◆ EXERCISE PROMPT: Check each line of the records below and collect those that include the word "药品注册管理办法".

::::

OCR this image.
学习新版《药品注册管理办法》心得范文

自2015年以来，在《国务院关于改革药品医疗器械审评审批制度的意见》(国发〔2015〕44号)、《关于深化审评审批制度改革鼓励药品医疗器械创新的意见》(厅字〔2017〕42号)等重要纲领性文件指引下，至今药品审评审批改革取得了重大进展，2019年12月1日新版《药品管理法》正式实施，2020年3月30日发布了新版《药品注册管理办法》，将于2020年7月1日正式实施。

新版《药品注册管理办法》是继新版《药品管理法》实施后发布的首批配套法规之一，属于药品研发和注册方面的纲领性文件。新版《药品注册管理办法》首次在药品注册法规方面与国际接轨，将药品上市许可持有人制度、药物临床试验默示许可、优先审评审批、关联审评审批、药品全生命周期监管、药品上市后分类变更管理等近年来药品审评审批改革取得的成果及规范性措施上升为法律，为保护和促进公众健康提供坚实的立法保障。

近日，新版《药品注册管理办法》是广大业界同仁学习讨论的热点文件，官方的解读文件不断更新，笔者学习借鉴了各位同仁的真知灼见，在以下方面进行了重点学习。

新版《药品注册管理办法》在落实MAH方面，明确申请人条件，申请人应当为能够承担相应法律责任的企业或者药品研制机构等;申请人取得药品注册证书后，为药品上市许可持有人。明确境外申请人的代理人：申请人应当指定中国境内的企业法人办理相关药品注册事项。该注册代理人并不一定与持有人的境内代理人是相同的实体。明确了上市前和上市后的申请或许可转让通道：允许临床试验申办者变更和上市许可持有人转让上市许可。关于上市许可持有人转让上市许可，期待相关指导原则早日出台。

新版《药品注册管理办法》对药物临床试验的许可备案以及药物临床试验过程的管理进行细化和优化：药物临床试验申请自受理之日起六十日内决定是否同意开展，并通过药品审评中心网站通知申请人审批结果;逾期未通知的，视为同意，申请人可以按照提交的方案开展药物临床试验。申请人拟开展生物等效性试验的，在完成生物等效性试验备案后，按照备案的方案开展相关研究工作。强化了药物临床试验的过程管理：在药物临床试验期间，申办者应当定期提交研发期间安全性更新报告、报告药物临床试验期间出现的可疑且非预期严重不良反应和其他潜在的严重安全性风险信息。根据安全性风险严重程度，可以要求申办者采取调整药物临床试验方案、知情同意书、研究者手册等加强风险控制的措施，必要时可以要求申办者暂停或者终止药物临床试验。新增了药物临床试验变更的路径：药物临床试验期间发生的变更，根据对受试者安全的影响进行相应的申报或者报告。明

::::

◆ RESULT FOR THIS TASK:
学习新版《药品注册管理办法》心得范文
自2015年以来，在《国务院关于改革药品医疗器械审评审批制度的意见》(国发〔2015〕44号)、《关于深化审评审批制度改革鼓励药品医疗器械创新的意见》(厅字〔2017〕42号)等重要纲领性文件指引下，至今药品审评审批改革取得了重大进展，2019年12月1日新版《药品管理法》正式实施，2020年3月30日发布了新版《药品注册管理办法》，将于2020年7月1日正式实施。
新版《药品注册管理办法》是继新版《药品管理法》实施后发布的首批配套法规之一，属于药品研发和注册方面的纲领性文件。新版《药品注册管理办法》首次在药品注册法规方面与国际接轨，将药品上市许可持有人制度、药物临床试验默示许可、优先审评审批、关联审评审批、药品全生命周期监管、药品上市后分类变更管理等近年来药品审评审批改革取得的成果及规范性措施上升为法律，为保护和促进公众健康提供坚实的立法保障。
近日，新版《药品注册管理办法》是广大业界同仁学习讨论的热点文件，官方的解读文件不断更新，笔者学习借鉴了各位同仁的真知灼见，在以下方面进行了重点学习。
新版《药品注册管理办法》在落实MAH方面，明确申请人条件，申请人应当为能够承担相应法律责任的企业或者药品研制机构等;申请人取得药品注册证书后，为药品上市许可持有人。明确境外申请人的代理人：申请人应当指定中国境内的企业法人办理相关药品注册事项。该注册代理人并不一定与持有人的境内代理人是相同的实体。明确了上市前和上市后的申请或许可转让通道：允许临床试验申办者变更和上市许可持有人转让上市许可。关于上市许可持有人转让上市许可，期待相关指导原则早日出台。
新版《药品注册管理办法》对药物临床试验的许可备案以及药物临床试验过程的管理进行细化和优化：药物临床试验申请自受理之日起六十日内决定是否同意开展，并通过药品审评中心网站通知申请人审批结果;逾期未通知的，视为同意，申请人可以按照提交的方案开展药物临床试验。申请人拟开展生物等效性试验的，在完成生物等效性试验备案后，按照备案的方案开展相关研究工作。强化了药物临床试验的过程管理：在药物临床试验期间，申办者应当定期提交研发期间安全性更新报告、报告药物临床试验期间出现的可疑且非预期严重不良反应和其他潜在的严重安全性风险信息。根据安全性风险严重程度，可以要求申办者采取调整药物临床试验方案、知情同意书、研究者手册等加强风险控制的措施，必要时可以要求申办者暂停或者终止药物临床试验。新增了药物临床试验变更的路径：药物临床试验期间发生的变更，根据对受试者安全的影响进行相应的申报或者报告。明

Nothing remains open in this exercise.